▶ [EXERCISE AIM] Reproduce all of the listing below without alteration.

(Entries from a dataset)

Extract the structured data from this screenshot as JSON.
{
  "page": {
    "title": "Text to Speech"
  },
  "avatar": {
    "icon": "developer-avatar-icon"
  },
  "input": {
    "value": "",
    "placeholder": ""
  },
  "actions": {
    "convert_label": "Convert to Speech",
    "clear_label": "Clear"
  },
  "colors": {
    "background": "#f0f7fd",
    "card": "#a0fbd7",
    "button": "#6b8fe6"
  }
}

▶ [OUTPUT FOR THIS EXERCISE]
Extract the structured data from this screenshot as JSON.
{
  "page": {
    "title": "Text to Speech"
  },
  "avatar": {
    "icon": "developer-avatar-icon"
  },
  "input": {
    "value": "",
    "placeholder": ""
  },
  "actions": {
    "convert_label": "Convert to Speech",
    "clear_label": "Clear"
  },
  "colors": {
    "background": "#f0f7fd",
    "card": "#a0fbd7",
    "button": "#6b8fe6"
  }
}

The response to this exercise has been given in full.